◆ **Exercise materials**
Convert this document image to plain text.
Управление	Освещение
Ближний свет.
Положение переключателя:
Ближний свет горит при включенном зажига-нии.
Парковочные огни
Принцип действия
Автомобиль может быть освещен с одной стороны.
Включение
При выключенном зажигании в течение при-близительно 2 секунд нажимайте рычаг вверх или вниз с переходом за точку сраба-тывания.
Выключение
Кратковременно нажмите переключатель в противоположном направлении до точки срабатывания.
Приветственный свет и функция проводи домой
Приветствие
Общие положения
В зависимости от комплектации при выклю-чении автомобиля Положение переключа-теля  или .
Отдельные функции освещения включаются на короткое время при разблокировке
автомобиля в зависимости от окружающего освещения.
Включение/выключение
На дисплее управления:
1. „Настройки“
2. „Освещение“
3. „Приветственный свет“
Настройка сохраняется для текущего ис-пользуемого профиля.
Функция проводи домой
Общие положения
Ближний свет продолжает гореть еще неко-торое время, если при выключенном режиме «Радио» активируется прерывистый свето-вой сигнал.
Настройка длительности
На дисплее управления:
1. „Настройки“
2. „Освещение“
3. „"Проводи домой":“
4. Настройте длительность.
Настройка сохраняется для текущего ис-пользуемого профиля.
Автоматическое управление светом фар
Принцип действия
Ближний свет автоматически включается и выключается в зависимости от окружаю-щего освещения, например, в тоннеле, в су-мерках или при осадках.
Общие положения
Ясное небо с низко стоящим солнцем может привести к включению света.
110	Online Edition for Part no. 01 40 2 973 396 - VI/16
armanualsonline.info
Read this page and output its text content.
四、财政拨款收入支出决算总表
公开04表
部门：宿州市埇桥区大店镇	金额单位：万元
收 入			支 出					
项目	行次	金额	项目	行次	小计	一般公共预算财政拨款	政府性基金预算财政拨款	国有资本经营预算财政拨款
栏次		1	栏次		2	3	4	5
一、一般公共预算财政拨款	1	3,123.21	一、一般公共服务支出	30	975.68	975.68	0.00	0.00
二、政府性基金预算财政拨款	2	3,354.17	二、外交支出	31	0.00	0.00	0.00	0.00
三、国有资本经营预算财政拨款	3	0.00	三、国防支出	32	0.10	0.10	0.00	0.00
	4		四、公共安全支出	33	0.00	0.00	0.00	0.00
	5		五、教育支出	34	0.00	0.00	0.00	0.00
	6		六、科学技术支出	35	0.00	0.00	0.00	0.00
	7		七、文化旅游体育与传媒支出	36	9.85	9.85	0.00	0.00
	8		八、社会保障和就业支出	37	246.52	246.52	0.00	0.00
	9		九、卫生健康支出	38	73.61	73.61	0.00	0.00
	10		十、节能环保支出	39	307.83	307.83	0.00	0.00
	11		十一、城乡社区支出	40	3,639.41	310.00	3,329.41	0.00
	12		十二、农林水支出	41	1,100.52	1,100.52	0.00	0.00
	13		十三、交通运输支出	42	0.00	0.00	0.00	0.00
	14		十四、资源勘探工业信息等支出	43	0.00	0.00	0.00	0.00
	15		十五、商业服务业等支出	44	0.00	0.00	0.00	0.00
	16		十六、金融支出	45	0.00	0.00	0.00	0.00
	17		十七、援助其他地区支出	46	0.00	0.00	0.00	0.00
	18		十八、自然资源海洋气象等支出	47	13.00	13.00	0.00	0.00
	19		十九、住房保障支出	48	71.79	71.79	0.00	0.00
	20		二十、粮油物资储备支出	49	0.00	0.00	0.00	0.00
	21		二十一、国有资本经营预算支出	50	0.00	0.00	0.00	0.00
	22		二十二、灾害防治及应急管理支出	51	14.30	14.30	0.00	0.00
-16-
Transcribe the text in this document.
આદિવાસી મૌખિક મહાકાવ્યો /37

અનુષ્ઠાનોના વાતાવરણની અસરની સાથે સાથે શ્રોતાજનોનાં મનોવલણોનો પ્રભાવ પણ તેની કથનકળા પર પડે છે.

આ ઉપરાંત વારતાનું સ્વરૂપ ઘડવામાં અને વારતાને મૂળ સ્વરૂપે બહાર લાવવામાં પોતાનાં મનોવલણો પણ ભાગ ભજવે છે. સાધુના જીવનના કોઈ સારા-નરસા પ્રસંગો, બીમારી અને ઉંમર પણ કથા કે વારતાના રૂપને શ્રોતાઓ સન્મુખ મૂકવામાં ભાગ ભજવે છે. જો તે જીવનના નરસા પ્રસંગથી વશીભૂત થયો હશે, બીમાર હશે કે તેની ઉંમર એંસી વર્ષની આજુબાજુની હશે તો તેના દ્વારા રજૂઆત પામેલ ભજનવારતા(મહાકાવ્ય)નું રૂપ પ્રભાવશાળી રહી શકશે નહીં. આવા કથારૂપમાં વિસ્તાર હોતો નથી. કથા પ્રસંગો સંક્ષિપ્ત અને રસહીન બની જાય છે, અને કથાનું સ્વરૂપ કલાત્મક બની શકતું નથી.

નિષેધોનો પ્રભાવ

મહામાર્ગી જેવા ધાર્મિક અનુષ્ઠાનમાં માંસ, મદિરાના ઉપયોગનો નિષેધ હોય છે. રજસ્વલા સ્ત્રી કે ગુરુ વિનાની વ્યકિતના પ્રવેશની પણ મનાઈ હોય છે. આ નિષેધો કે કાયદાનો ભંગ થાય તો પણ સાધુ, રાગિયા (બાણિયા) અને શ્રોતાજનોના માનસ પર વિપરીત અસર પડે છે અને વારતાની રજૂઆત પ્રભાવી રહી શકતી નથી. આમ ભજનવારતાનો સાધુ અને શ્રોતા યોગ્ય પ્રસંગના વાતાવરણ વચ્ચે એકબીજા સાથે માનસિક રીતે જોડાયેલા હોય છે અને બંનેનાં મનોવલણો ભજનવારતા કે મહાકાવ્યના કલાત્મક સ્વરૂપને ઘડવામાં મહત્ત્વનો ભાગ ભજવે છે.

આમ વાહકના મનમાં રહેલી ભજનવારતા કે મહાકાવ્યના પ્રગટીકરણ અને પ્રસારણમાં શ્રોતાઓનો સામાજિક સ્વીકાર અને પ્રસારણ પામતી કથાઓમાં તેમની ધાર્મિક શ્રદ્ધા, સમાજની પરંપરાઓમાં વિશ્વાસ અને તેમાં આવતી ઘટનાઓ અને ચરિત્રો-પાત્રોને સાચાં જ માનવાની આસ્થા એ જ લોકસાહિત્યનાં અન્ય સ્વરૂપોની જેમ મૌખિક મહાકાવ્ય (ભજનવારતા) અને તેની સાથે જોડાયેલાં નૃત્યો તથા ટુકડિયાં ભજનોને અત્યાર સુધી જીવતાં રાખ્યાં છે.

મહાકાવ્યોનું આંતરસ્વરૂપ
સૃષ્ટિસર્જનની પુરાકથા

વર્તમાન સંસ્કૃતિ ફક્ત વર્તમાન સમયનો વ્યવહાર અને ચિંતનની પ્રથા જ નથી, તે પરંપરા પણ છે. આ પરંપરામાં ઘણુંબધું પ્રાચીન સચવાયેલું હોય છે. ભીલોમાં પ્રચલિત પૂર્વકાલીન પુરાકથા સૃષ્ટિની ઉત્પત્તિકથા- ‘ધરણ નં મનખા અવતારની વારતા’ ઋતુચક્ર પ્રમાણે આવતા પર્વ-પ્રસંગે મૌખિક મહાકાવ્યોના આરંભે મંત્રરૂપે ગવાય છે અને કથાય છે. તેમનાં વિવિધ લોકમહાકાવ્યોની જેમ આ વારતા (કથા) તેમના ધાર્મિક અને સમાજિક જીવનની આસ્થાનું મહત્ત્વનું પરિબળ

◆ **Problem**
Produce an exact copy of all the records.

◆ **Response to the exercise**
Convert this document image to plain text.
Управление	Освещение
Ближний свет.
Положение переключателя:
Ближний свет горит при включенном зажига-нии.
Парковочные огни
Принцип действия
Автомобиль может быть освещен с одной стороны.
Включение
При выключенном зажигании в течение при-близительно 2 секунд нажимайте рычаг вверх или вниз с переходом за точку сраба-тывания.
Выключение
Кратковременно нажмите переключатель в противоположном направлении до точки срабатывания.
Приветственный свет и функция проводи домой
Приветствие
Общие положения
В зависимости от комплектации при выклю-чении автомобиля Положение переключа-теля  или .
Отдельные функции освещения включаются на короткое время при разблокировке
автомобиля в зависимости от окружающего освещения.
Включение/выключение
На дисплее управления:
1. „Настройки“
2. „Освещение“
3. „Приветственный свет“
Настройка сохраняется для текущего ис-пользуемого профиля.
Функция проводи домой
Общие положения
Ближний свет продолжает гореть еще неко-торое время, если при выключенном режиме «Радио» активируется прерывистый свето-вой сигнал.
Настройка длительности
На дисплее управления:
1. „Настройки“
2. „Освещение“
3. „"Проводи домой":“
4. Настройте длительность.
Настройка сохраняется для текущего ис-пользуемого профиля.
Автоматическое управление светом фар
Принцип действия
Ближний свет автоматически включается и выключается в зависимости от окружаю-щего освещения, например, в тоннеле, в су-мерках или при осадках.
Общие положения
Ясное небо с низко стоящим солнцем может привести к включению света.
110	Online Edition for Part no. 01 40 2 973 396 - VI/16
armanualsonline.info
Read this page and output its text content.
四、财政拨款收入支出决算总表
公开04表
部门：宿州市埇桥区大店镇	金额单位：万元
收 入			支 出					
项目	行次	金额	项目	行次	小计	一般公共预算财政拨款	政府性基金预算财政拨款	国有资本经营预算财政拨款
栏次		1	栏次		2	3	4	5
一、一般公共预算财政拨款	1	3,123.21	一、一般公共服务支出	30	975.68	975.68	0.00	0.00
二、政府性基金预算财政拨款	2	3,354.17	二、外交支出	31	0.00	0.00	0.00	0.00
三、国有资本经营预算财政拨款	3	0.00	三、国防支出	32	0.10	0.10	0.00	0.00
	4		四、公共安全支出	33	0.00	0.00	0.00	0.00
	5		五、教育支出	34	0.00	0.00	0.00	0.00
	6		六、科学技术支出	35	0.00	0.00	0.00	0.00
	7		七、文化旅游体育与传媒支出	36	9.85	9.85	0.00	0.00
	8		八、社会保障和就业支出	37	246.52	246.52	0.00	0.00
	9		九、卫生健康支出	38	73.61	73.61	0.00	0.00
	10		十、节能环保支出	39	307.83	307.83	0.00	0.00
	11		十一、城乡社区支出	40	3,639.41	310.00	3,329.41	0.00
	12		十二、农林水支出	41	1,100.52	1,100.52	0.00	0.00
	13		十三、交通运输支出	42	0.00	0.00	0.00	0.00
	14		十四、资源勘探工业信息等支出	43	0.00	0.00	0.00	0.00
	15		十五、商业服务业等支出	44	0.00	0.00	0.00	0.00
	16		十六、金融支出	45	0.00	0.00	0.00	0.00
	17		十七、援助其他地区支出	46	0.00	0.00	0.00	0.00
	18		十八、自然资源海洋气象等支出	47	13.00	13.00	0.00	0.00
	19		十九、住房保障支出	48	71.79	71.79	0.00	0.00
	20		二十、粮油物资储备支出	49	0.00	0.00	0.00	0.00
	21		二十一、国有资本经营预算支出	50	0.00	0.00	0.00	0.00
	22		二十二、灾害防治及应急管理支出	51	14.30	14.30	0.00	0.00
-16-
Transcribe the text in this document.
આદિવાસી મૌખિક મહાકાવ્યો /37

અનુષ્ઠાનોના વાતાવરણની અસરની સાથે સાથે શ્રોતાજનોનાં મનોવલણોનો પ્રભાવ પણ તેની કથનકળા પર પડે છે.

આ ઉપરાંત વારતાનું સ્વરૂપ ઘડવામાં અને વારતાને મૂળ સ્વરૂપે બહાર લાવવામાં પોતાનાં મનોવલણો પણ ભાગ ભજવે છે. સાધુના જીવનના કોઈ સારા-નરસા પ્રસંગો, બીમારી અને ઉંમર પણ કથા કે વારતાના રૂપને શ્રોતાઓ સન્મુખ મૂકવામાં ભાગ ભજવે છે. જો તે જીવનના નરસા પ્રસંગથી વશીભૂત થયો હશે, બીમાર હશે કે તેની ઉંમર એંસી વર્ષની આજુબાજુની હશે તો તેના દ્વારા રજૂઆત પામેલ ભજનવારતા(મહાકાવ્ય)નું રૂપ પ્રભાવશાળી રહી શકશે નહીં. આવા કથારૂપમાં વિસ્તાર હોતો નથી. કથા પ્રસંગો સંક્ષિપ્ત અને રસહીન બની જાય છે, અને કથાનું સ્વરૂપ કલાત્મક બની શકતું નથી.

નિષેધોનો પ્રભાવ

મહામાર્ગી જેવા ધાર્મિક અનુષ્ઠાનમાં માંસ, મદિરાના ઉપયોગનો નિષેધ હોય છે. રજસ્વલા સ્ત્રી કે ગુરુ વિનાની વ્યકિતના પ્રવેશની પણ મનાઈ હોય છે. આ નિષેધો કે કાયદાનો ભંગ થાય તો પણ સાધુ, રાગિયા (બાણિયા) અને શ્રોતાજનોના માનસ પર વિપરીત અસર પડે છે અને વારતાની રજૂઆત પ્રભાવી રહી શકતી નથી. આમ ભજનવારતાનો સાધુ અને શ્રોતા યોગ્ય પ્રસંગના વાતાવરણ વચ્ચે એકબીજા સાથે માનસિક રીતે જોડાયેલા હોય છે અને બંનેનાં મનોવલણો ભજનવારતા કે મહાકાવ્યના કલાત્મક સ્વરૂપને ઘડવામાં મહત્ત્વનો ભાગ ભજવે છે.

આમ વાહકના મનમાં રહેલી ભજનવારતા કે મહાકાવ્યના પ્રગટીકરણ અને પ્રસારણમાં શ્રોતાઓનો સામાજિક સ્વીકાર અને પ્રસારણ પામતી કથાઓમાં તેમની ધાર્મિક શ્રદ્ધા, સમાજની પરંપરાઓમાં વિશ્વાસ અને તેમાં આવતી ઘટનાઓ અને ચરિત્રો-પાત્રોને સાચાં જ માનવાની આસ્થા એ જ લોકસાહિત્યનાં અન્ય સ્વરૂપોની જેમ મૌખિક મહાકાવ્ય (ભજનવારતા) અને તેની સાથે જોડાયેલાં નૃત્યો તથા ટુકડિયાં ભજનોને અત્યાર સુધી જીવતાં રાખ્યાં છે.

મહાકાવ્યોનું આંતરસ્વરૂપ
સૃષ્ટિસર્જનની પુરાકથા

વર્તમાન સંસ્કૃતિ ફક્ત વર્તમાન સમયનો વ્યવહાર અને ચિંતનની પ્રથા જ નથી, તે પરંપરા પણ છે. આ પરંપરામાં ઘણુંબધું પ્રાચીન સચવાયેલું હોય છે. ભીલોમાં પ્રચલિત પૂર્વકાલીન પુરાકથા સૃષ્ટિની ઉત્પત્તિકથા- ‘ધરણ નં મનખા અવતારની વારતા’ ઋતુચક્ર પ્રમાણે આવતા પર્વ-પ્રસંગે મૌખિક મહાકાવ્યોના આરંભે મંત્રરૂપે ગવાય છે અને કથાય છે. તેમનાં વિવિધ લોકમહાકાવ્યોની જેમ આ વારતા (કથા) તેમના ધાર્મિક અને સમાજિક જીવનની આસ્થાનું મહત્ત્વનું પરિબળ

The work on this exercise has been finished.